### Exercise details:
Rewrite the items below with every "bar-top-edge" replaced by "bar-cap" and nothing else changed, leaving the pictures out of your answer.
_____
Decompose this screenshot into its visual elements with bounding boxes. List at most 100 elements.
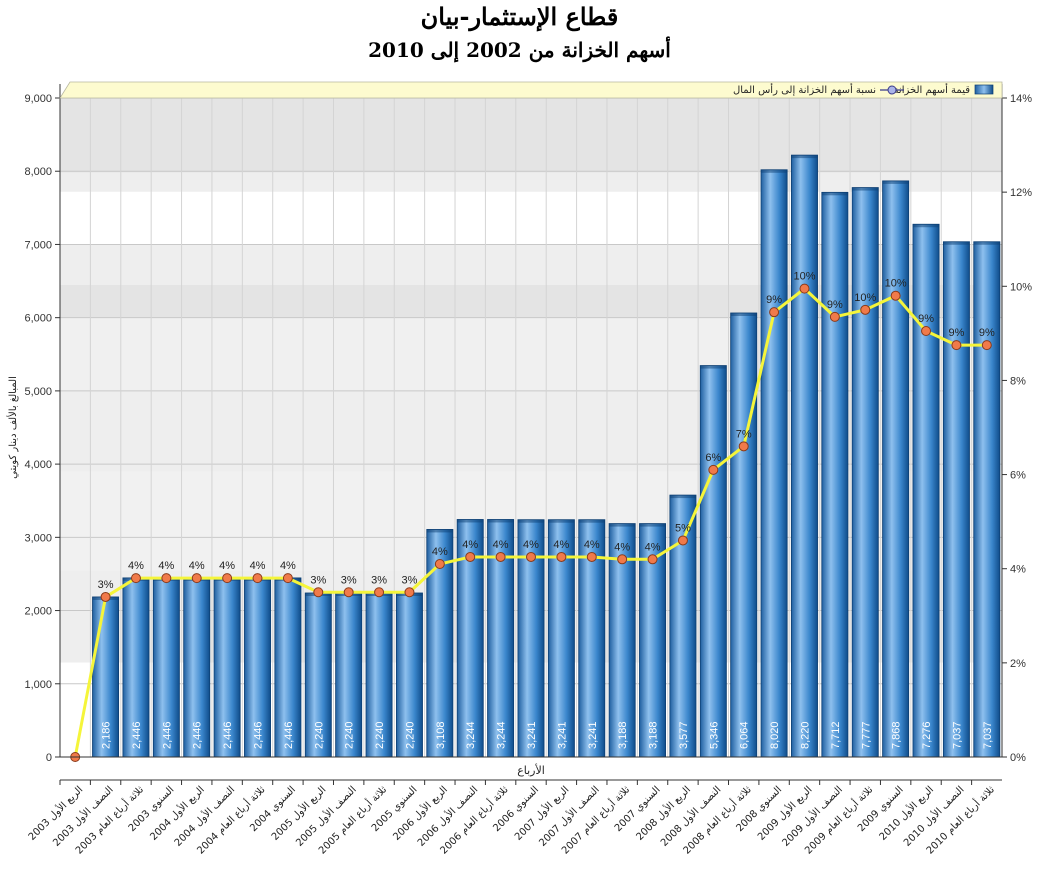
bar-value-label: 2,240 — [404, 721, 416, 749]
bar-value-label: 2,446 — [283, 721, 295, 749]
y2-tick-label: 8% — [1010, 375, 1026, 387]
legend-label-bar: قيمة أسهم الخزانة — [894, 83, 971, 96]
ratio-line-series: 3% 4% 4% 4% 4% 4% 4% 3% 3% 3% 3% 4% 4% 4% 4% 4% 4% 4% 4% 5%… — [70, 271, 995, 762]
bar — [791, 154, 818, 758]
bar-top-edge — [578, 519, 605, 523]
y-tick-label: 6,000 — [24, 313, 52, 325]
bar-value-label: 3,244 — [465, 721, 477, 749]
x-tick-label: الربع الأول 2006 — [390, 783, 450, 843]
x-tick-label: الربع الأول 2009 — [755, 783, 815, 843]
ratio-point — [617, 554, 628, 565]
y-tick-label: 2,000 — [24, 606, 52, 618]
bar-top-edge — [700, 365, 727, 369]
bar-value-label: 2,446 — [131, 721, 143, 749]
x-tick-label: الربع الأول 2008 — [633, 783, 693, 843]
ratio-value-label: 4% — [584, 539, 600, 551]
bar — [882, 180, 910, 758]
y-tick-label: 7,000 — [24, 239, 52, 251]
bar — [122, 577, 150, 758]
ratio-point — [343, 587, 354, 598]
ratio-point — [526, 551, 536, 562]
bar-top-edge — [943, 241, 970, 245]
ratio-point — [586, 551, 597, 562]
ratio-value-label: 4% — [250, 560, 266, 572]
bar — [274, 577, 302, 758]
bar — [973, 241, 1001, 758]
ratio-point — [799, 283, 810, 294]
y-tick-label: 9,000 — [24, 93, 52, 105]
ratio-point — [495, 551, 506, 562]
ratio-value-label: 6% — [705, 452, 721, 464]
ratio-point — [890, 290, 901, 301]
bar-top-edge — [639, 523, 666, 527]
bar-value-label: 5,346 — [708, 721, 720, 749]
bar-value-label: 2,240 — [374, 721, 386, 749]
bar-top-edge — [517, 519, 545, 523]
bar-value-label: 2,240 — [344, 721, 356, 749]
bar-top-edge — [426, 529, 453, 533]
legend: قيمة أسهم الخزانة نسبة أسهم الخزانة إلى ر… — [59, 81, 1003, 99]
bar-value-label: 3,577 — [678, 721, 690, 749]
bar-top-edge — [487, 519, 514, 523]
ratio-point — [921, 326, 932, 337]
y2-tick-label: 2% — [1010, 658, 1026, 670]
bar-top-edge — [912, 224, 940, 228]
bar-value-label: 6,064 — [739, 721, 751, 749]
y-tick-label: 3,000 — [24, 532, 52, 544]
bar — [821, 191, 849, 758]
ratio-value-label: 4% — [189, 560, 205, 572]
bar-value-label: 7,777 — [860, 721, 872, 749]
bar — [365, 592, 393, 758]
ratio-value-label: 3% — [310, 574, 326, 586]
y-axis-title: المبالغ بالألف دينار كويتي — [6, 376, 19, 479]
ratio-value-label: 9% — [948, 327, 964, 339]
chart-subtitle: أسهم الخزانة من 2002 إلى 2010 — [368, 38, 671, 62]
ratio-point — [829, 311, 840, 322]
ratio-point — [769, 307, 780, 318]
bar-value-label: 2,446 — [222, 721, 234, 749]
ratio-value-label: 9% — [918, 313, 934, 325]
ratio-point — [374, 587, 385, 598]
y2-tick-label: 0% — [1010, 752, 1026, 764]
bar-top-edge — [973, 241, 1000, 245]
bar-value-label: 8,020 — [769, 721, 781, 749]
bar-top-edge — [669, 495, 697, 499]
bar — [183, 577, 211, 758]
x-tick-label: الربع الأول 2005 — [268, 783, 328, 843]
bar — [851, 187, 879, 758]
bar-value-label: 3,241 — [556, 721, 568, 749]
ratio-value-label: 4% — [493, 539, 509, 551]
bar — [942, 241, 970, 758]
y-tick-label: 8,000 — [24, 166, 52, 178]
bar-value-label: 3,241 — [587, 721, 599, 749]
ratio-point — [708, 464, 719, 475]
ratio-value-label: 4% — [158, 560, 174, 572]
ratio-value-label: 4% — [553, 539, 569, 551]
bar — [244, 577, 271, 758]
ratio-value-label: 9% — [827, 299, 843, 311]
bar-top-edge — [457, 519, 484, 523]
y-tick-label: 1,000 — [24, 679, 52, 691]
ratio-point — [860, 304, 871, 315]
y2-tick-label: 14% — [1010, 93, 1032, 105]
bar-top-edge — [821, 192, 848, 196]
bar-value-label: 3,188 — [648, 721, 660, 749]
bar-value-label: 3,241 — [526, 721, 538, 749]
ratio-value-label: 3% — [98, 579, 114, 591]
bar-value-label: 7,868 — [891, 721, 903, 749]
bar-value-label: 3,188 — [617, 721, 629, 749]
x-tick-label: الربع الأول 2004 — [147, 783, 207, 843]
bar-top-edge — [882, 180, 909, 184]
ratio-point — [130, 573, 141, 584]
chart-title: قطاع الإستثمار-بيان — [420, 2, 619, 31]
bar-value-label: 7,276 — [921, 721, 933, 749]
ratio-point — [222, 573, 233, 584]
ratio-value-label: 4% — [432, 546, 448, 558]
bar-value-labels: 2,186 2,446 2,446 2,446 2,446 2,446 2,446 2,240… — [101, 721, 994, 749]
bar-top-edge — [791, 155, 818, 159]
bar — [730, 312, 758, 758]
legend-line-marker — [887, 85, 897, 95]
ratio-value-label: 3% — [401, 574, 417, 586]
bar — [335, 592, 363, 758]
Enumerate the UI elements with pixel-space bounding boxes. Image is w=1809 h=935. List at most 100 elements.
_____
### Output for this exercise:
Decompose this screenshot into its visual elements with bounding boxes. List at most 100 elements.
bar-value-label: 2,240 — [404, 721, 416, 749]
bar-value-label: 2,446 — [283, 721, 295, 749]
y2-tick-label: 8% — [1010, 375, 1026, 387]
legend-label-bar: قيمة أسهم الخزانة — [894, 83, 971, 96]
ratio-line-series: 3% 4% 4% 4% 4% 4% 4% 3% 3% 3% 3% 4% 4% 4% 4% 4% 4% 4% 4% 5%… — [70, 271, 995, 762]
bar — [791, 154, 818, 758]
bar-cap — [578, 519, 605, 523]
y-tick-label: 6,000 — [24, 313, 52, 325]
bar-value-label: 3,244 — [465, 721, 477, 749]
x-tick-label: الربع الأول 2006 — [390, 783, 450, 843]
x-tick-label: الربع الأول 2009 — [755, 783, 815, 843]
ratio-point — [617, 554, 628, 565]
y-tick-label: 2,000 — [24, 606, 52, 618]
bar-cap — [700, 365, 727, 369]
bar-value-label: 2,446 — [131, 721, 143, 749]
x-tick-label: الربع الأول 2008 — [633, 783, 693, 843]
ratio-value-label: 4% — [584, 539, 600, 551]
bar — [882, 180, 910, 758]
y-tick-label: 7,000 — [24, 239, 52, 251]
bar — [122, 577, 150, 758]
ratio-point — [343, 587, 354, 598]
ratio-point — [526, 551, 536, 562]
bar-cap — [943, 241, 970, 245]
ratio-point — [586, 551, 597, 562]
ratio-value-label: 4% — [250, 560, 266, 572]
bar — [274, 577, 302, 758]
bar — [973, 241, 1001, 758]
ratio-point — [799, 283, 810, 294]
y-tick-label: 9,000 — [24, 93, 52, 105]
ratio-point — [495, 551, 506, 562]
ratio-value-label: 6% — [705, 452, 721, 464]
ratio-point — [890, 290, 901, 301]
bar-cap — [639, 523, 666, 527]
bar-value-label: 5,346 — [708, 721, 720, 749]
bar-value-label: 2,240 — [374, 721, 386, 749]
bar-cap — [517, 519, 545, 523]
bar-value-label: 2,240 — [344, 721, 356, 749]
bar-cap — [426, 529, 453, 533]
legend: قيمة أسهم الخزانة نسبة أسهم الخزانة إلى ر… — [59, 81, 1003, 99]
bar-value-label: 3,577 — [678, 721, 690, 749]
bar-cap — [487, 519, 514, 523]
ratio-point — [921, 326, 932, 337]
y2-tick-label: 2% — [1010, 658, 1026, 670]
bar-cap — [912, 224, 940, 228]
bar-value-label: 6,064 — [739, 721, 751, 749]
y-tick-label: 3,000 — [24, 532, 52, 544]
bar — [821, 191, 849, 758]
ratio-value-label: 4% — [189, 560, 205, 572]
bar-value-label: 7,777 — [860, 721, 872, 749]
bar — [365, 592, 393, 758]
ratio-value-label: 3% — [310, 574, 326, 586]
y-axis-title: المبالغ بالألف دينار كويتي — [6, 376, 19, 479]
ratio-value-label: 9% — [948, 327, 964, 339]
chart-subtitle: أسهم الخزانة من 2002 إلى 2010 — [368, 38, 671, 62]
ratio-point — [829, 311, 840, 322]
ratio-point — [769, 307, 780, 318]
bar-value-label: 2,446 — [222, 721, 234, 749]
ratio-value-label: 9% — [918, 313, 934, 325]
ratio-point — [374, 587, 385, 598]
y2-tick-label: 0% — [1010, 752, 1026, 764]
bar-cap — [973, 241, 1000, 245]
bar-value-label: 8,020 — [769, 721, 781, 749]
bar-cap — [669, 495, 697, 499]
bar — [183, 577, 211, 758]
x-tick-label: الربع الأول 2005 — [268, 783, 328, 843]
bar — [851, 187, 879, 758]
bar-value-label: 3,241 — [556, 721, 568, 749]
ratio-value-label: 4% — [493, 539, 509, 551]
bar — [942, 241, 970, 758]
y-tick-label: 8,000 — [24, 166, 52, 178]
bar-value-label: 3,241 — [587, 721, 599, 749]
ratio-point — [708, 464, 719, 475]
ratio-value-label: 4% — [158, 560, 174, 572]
ratio-value-label: 4% — [553, 539, 569, 551]
bar — [244, 577, 271, 758]
ratio-value-label: 9% — [827, 299, 843, 311]
bar-cap — [457, 519, 484, 523]
y-tick-label: 1,000 — [24, 679, 52, 691]
ratio-point — [860, 304, 871, 315]
y2-tick-label: 14% — [1010, 93, 1032, 105]
bar-cap — [821, 192, 848, 196]
bar-value-label: 3,188 — [648, 721, 660, 749]
bar-value-label: 3,241 — [526, 721, 538, 749]
ratio-value-label: 3% — [98, 579, 114, 591]
bar-value-label: 7,868 — [891, 721, 903, 749]
bar-value-label: 3,188 — [617, 721, 629, 749]
x-tick-label: الربع الأول 2004 — [147, 783, 207, 843]
bar-cap — [882, 180, 909, 184]
ratio-point — [130, 573, 141, 584]
chart-title: قطاع الإستثمار-بيان — [420, 2, 619, 31]
bar-value-label: 7,276 — [921, 721, 933, 749]
ratio-point — [222, 573, 233, 584]
ratio-value-label: 4% — [432, 546, 448, 558]
bar-value-labels: 2,186 2,446 2,446 2,446 2,446 2,446 2,446 2,240… — [101, 721, 994, 749]
bar-cap — [791, 155, 818, 159]
bar — [730, 312, 758, 758]
legend-line-marker — [887, 85, 897, 95]
ratio-value-label: 3% — [401, 574, 417, 586]
bar — [335, 592, 363, 758]
Enumerate the UI elements with pixel-space bounding boxes. Image is w=1809 h=935. List at most 100 elements.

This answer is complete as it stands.